:: DATA SHOWN ::

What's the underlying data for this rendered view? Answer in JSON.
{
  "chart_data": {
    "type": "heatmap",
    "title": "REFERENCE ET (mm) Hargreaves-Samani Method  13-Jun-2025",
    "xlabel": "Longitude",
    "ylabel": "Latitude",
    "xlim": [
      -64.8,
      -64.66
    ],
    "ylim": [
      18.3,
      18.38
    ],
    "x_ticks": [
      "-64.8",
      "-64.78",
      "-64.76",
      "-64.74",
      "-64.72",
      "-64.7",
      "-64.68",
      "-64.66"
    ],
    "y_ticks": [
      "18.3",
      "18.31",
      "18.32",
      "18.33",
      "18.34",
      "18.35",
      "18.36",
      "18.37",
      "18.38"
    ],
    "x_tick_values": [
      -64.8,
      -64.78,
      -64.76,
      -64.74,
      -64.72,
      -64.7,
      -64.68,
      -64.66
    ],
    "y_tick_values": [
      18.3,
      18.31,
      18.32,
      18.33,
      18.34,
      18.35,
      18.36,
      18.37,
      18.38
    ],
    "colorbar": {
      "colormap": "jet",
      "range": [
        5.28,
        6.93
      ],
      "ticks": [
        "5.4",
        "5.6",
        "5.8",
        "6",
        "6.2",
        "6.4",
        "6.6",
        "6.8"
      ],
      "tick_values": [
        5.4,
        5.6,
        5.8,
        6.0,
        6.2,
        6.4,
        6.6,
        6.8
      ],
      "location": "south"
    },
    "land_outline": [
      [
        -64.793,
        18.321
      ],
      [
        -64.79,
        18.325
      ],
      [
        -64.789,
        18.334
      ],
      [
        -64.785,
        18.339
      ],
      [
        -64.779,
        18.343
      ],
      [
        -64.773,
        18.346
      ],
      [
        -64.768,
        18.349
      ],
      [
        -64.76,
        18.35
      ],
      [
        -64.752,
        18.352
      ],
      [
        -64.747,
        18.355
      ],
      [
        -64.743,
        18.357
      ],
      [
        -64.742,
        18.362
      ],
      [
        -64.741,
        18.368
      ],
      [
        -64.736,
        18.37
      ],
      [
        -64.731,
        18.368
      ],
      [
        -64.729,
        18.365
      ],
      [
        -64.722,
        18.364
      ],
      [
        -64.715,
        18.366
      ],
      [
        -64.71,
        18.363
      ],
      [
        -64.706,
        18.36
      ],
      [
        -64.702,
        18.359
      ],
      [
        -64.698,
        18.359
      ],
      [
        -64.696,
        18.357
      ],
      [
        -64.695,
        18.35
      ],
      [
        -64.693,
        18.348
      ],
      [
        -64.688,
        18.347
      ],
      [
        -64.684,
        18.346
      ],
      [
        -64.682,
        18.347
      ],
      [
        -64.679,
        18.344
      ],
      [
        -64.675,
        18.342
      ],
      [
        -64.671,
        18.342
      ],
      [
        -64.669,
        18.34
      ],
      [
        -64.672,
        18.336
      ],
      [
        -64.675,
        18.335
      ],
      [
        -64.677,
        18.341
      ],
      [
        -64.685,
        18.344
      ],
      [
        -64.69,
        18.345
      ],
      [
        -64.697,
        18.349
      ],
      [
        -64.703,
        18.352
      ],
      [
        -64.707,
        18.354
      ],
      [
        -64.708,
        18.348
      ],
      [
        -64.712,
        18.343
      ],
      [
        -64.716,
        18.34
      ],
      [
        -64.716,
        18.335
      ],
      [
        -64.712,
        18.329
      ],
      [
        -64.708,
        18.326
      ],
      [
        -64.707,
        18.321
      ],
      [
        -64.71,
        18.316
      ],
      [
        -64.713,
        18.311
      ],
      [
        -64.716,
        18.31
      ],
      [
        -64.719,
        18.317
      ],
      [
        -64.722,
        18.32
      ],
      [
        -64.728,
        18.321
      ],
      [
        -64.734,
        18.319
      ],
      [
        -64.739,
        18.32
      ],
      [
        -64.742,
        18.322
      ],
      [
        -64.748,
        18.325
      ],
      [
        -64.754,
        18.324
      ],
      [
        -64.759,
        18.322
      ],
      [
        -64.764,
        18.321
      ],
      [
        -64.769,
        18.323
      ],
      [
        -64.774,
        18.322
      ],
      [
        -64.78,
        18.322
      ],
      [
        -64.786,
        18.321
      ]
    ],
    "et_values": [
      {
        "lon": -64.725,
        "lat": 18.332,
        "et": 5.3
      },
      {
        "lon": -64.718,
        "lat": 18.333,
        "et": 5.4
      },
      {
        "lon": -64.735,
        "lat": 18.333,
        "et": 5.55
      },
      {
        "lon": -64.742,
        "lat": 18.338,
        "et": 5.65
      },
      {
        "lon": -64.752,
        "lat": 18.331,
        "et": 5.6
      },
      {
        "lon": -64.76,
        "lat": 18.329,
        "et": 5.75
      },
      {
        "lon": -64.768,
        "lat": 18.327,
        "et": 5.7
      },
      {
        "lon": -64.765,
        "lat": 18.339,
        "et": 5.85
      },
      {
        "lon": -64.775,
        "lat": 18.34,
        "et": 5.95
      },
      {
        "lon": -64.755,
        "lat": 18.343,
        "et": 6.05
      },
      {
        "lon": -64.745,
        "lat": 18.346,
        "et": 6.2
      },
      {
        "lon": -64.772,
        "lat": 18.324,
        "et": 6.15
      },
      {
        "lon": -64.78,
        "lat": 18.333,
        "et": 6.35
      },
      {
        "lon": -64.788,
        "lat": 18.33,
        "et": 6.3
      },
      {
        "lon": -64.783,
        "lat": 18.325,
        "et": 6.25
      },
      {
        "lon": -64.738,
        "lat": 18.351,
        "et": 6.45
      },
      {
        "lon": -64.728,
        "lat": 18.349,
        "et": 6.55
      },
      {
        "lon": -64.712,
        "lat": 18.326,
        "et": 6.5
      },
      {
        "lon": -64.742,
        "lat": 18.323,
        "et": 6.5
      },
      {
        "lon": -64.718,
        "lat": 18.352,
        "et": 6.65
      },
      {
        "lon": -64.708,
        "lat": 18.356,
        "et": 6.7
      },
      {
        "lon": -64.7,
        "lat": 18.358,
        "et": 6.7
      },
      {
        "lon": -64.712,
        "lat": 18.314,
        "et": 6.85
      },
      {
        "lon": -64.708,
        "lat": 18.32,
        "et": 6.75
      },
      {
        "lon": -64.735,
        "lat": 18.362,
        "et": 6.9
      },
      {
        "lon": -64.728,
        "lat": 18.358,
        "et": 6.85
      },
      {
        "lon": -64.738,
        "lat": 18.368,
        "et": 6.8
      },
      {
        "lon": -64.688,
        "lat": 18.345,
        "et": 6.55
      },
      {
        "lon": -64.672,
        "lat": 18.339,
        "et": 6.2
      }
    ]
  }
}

:::

§ STATED EXERCISE
Output the full listing without altering anything.

§ RESPONSE TO THIS TASK
What's the underlying data for this rendered view? Answer in JSON.
{
  "chart_data": {
    "type": "heatmap",
    "title": "REFERENCE ET (mm) Hargreaves-Samani Method  13-Jun-2025",
    "xlabel": "Longitude",
    "ylabel": "Latitude",
    "xlim": [
      -64.8,
      -64.66
    ],
    "ylim": [
      18.3,
      18.38
    ],
    "x_ticks": [
      "-64.8",
      "-64.78",
      "-64.76",
      "-64.74",
      "-64.72",
      "-64.7",
      "-64.68",
      "-64.66"
    ],
    "y_ticks": [
      "18.3",
      "18.31",
      "18.32",
      "18.33",
      "18.34",
      "18.35",
      "18.36",
      "18.37",
      "18.38"
    ],
    "x_tick_values": [
      -64.8,
      -64.78,
      -64.76,
      -64.74,
      -64.72,
      -64.7,
      -64.68,
      -64.66
    ],
    "y_tick_values": [
      18.3,
      18.31,
      18.32,
      18.33,
      18.34,
      18.35,
      18.36,
      18.37,
      18.38
    ],
    "colorbar": {
      "colormap": "jet",
      "range": [
        5.28,
        6.93
      ],
      "ticks": [
        "5.4",
        "5.6",
        "5.8",
        "6",
        "6.2",
        "6.4",
        "6.6",
        "6.8"
      ],
      "tick_values": [
        5.4,
        5.6,
        5.8,
        6.0,
        6.2,
        6.4,
        6.6,
        6.8
      ],
      "location": "south"
    },
    "land_outline": [
      [
        -64.793,
        18.321
      ],
      [
        -64.79,
        18.325
      ],
      [
        -64.789,
        18.334
      ],
      [
        -64.785,
        18.339
      ],
      [
        -64.779,
        18.343
      ],
      [
        -64.773,
        18.346
      ],
      [
        -64.768,
        18.349
      ],
      [
        -64.76,
        18.35
      ],
      [
        -64.752,
        18.352
      ],
      [
        -64.747,
        18.355
      ],
      [
        -64.743,
        18.357
      ],
      [
        -64.742,
        18.362
      ],
      [
        -64.741,
        18.368
      ],
      [
        -64.736,
        18.37
      ],
      [
        -64.731,
        18.368
      ],
      [
        -64.729,
        18.365
      ],
      [
        -64.722,
        18.364
      ],
      [
        -64.715,
        18.366
      ],
      [
        -64.71,
        18.363
      ],
      [
        -64.706,
        18.36
      ],
      [
        -64.702,
        18.359
      ],
      [
        -64.698,
        18.359
      ],
      [
        -64.696,
        18.357
      ],
      [
        -64.695,
        18.35
      ],
      [
        -64.693,
        18.348
      ],
      [
        -64.688,
        18.347
      ],
      [
        -64.684,
        18.346
      ],
      [
        -64.682,
        18.347
      ],
      [
        -64.679,
        18.344
      ],
      [
        -64.675,
        18.342
      ],
      [
        -64.671,
        18.342
      ],
      [
        -64.669,
        18.34
      ],
      [
        -64.672,
        18.336
      ],
      [
        -64.675,
        18.335
      ],
      [
        -64.677,
        18.341
      ],
      [
        -64.685,
        18.344
      ],
      [
        -64.69,
        18.345
      ],
      [
        -64.697,
        18.349
      ],
      [
        -64.703,
        18.352
      ],
      [
        -64.707,
        18.354
      ],
      [
        -64.708,
        18.348
      ],
      [
        -64.712,
        18.343
      ],
      [
        -64.716,
        18.34
      ],
      [
        -64.716,
        18.335
      ],
      [
        -64.712,
        18.329
      ],
      [
        -64.708,
        18.326
      ],
      [
        -64.707,
        18.321
      ],
      [
        -64.71,
        18.316
      ],
      [
        -64.713,
        18.311
      ],
      [
        -64.716,
        18.31
      ],
      [
        -64.719,
        18.317
      ],
      [
        -64.722,
        18.32
      ],
      [
        -64.728,
        18.321
      ],
      [
        -64.734,
        18.319
      ],
      [
        -64.739,
        18.32
      ],
      [
        -64.742,
        18.322
      ],
      [
        -64.748,
        18.325
      ],
      [
        -64.754,
        18.324
      ],
      [
        -64.759,
        18.322
      ],
      [
        -64.764,
        18.321
      ],
      [
        -64.769,
        18.323
      ],
      [
        -64.774,
        18.322
      ],
      [
        -64.78,
        18.322
      ],
      [
        -64.786,
        18.321
      ]
    ],
    "et_values": [
      {
        "lon": -64.725,
        "lat": 18.332,
        "et": 5.3
      },
      {
        "lon": -64.718,
        "lat": 18.333,
        "et": 5.4
      },
      {
        "lon": -64.735,
        "lat": 18.333,
        "et": 5.55
      },
      {
        "lon": -64.742,
        "lat": 18.338,
        "et": 5.65
      },
      {
        "lon": -64.752,
        "lat": 18.331,
        "et": 5.6
      },
      {
        "lon": -64.76,
        "lat": 18.329,
        "et": 5.75
      },
      {
        "lon": -64.768,
        "lat": 18.327,
        "et": 5.7
      },
      {
        "lon": -64.765,
        "lat": 18.339,
        "et": 5.85
      },
      {
        "lon": -64.775,
        "lat": 18.34,
        "et": 5.95
      },
      {
        "lon": -64.755,
        "lat": 18.343,
        "et": 6.05
      },
      {
        "lon": -64.745,
        "lat": 18.346,
        "et": 6.2
      },
      {
        "lon": -64.772,
        "lat": 18.324,
        "et": 6.15
      },
      {
        "lon": -64.78,
        "lat": 18.333,
        "et": 6.35
      },
      {
        "lon": -64.788,
        "lat": 18.33,
        "et": 6.3
      },
      {
        "lon": -64.783,
        "lat": 18.325,
        "et": 6.25
      },
      {
        "lon": -64.738,
        "lat": 18.351,
        "et": 6.45
      },
      {
        "lon": -64.728,
        "lat": 18.349,
        "et": 6.55
      },
      {
        "lon": -64.712,
        "lat": 18.326,
        "et": 6.5
      },
      {
        "lon": -64.742,
        "lat": 18.323,
        "et": 6.5
      },
      {
        "lon": -64.718,
        "lat": 18.352,
        "et": 6.65
      },
      {
        "lon": -64.708,
        "lat": 18.356,
        "et": 6.7
      },
      {
        "lon": -64.7,
        "lat": 18.358,
        "et": 6.7
      },
      {
        "lon": -64.712,
        "lat": 18.314,
        "et": 6.85
      },
      {
        "lon": -64.708,
        "lat": 18.32,
        "et": 6.75
      },
      {
        "lon": -64.735,
        "lat": 18.362,
        "et": 6.9
      },
      {
        "lon": -64.728,
        "lat": 18.358,
        "et": 6.85
      },
      {
        "lon": -64.738,
        "lat": 18.368,
        "et": 6.8
      },
      {
        "lon": -64.688,
        "lat": 18.345,
        "et": 6.55
      },
      {
        "lon": -64.672,
        "lat": 18.339,
        "et": 6.2
      }
    ]
  }
}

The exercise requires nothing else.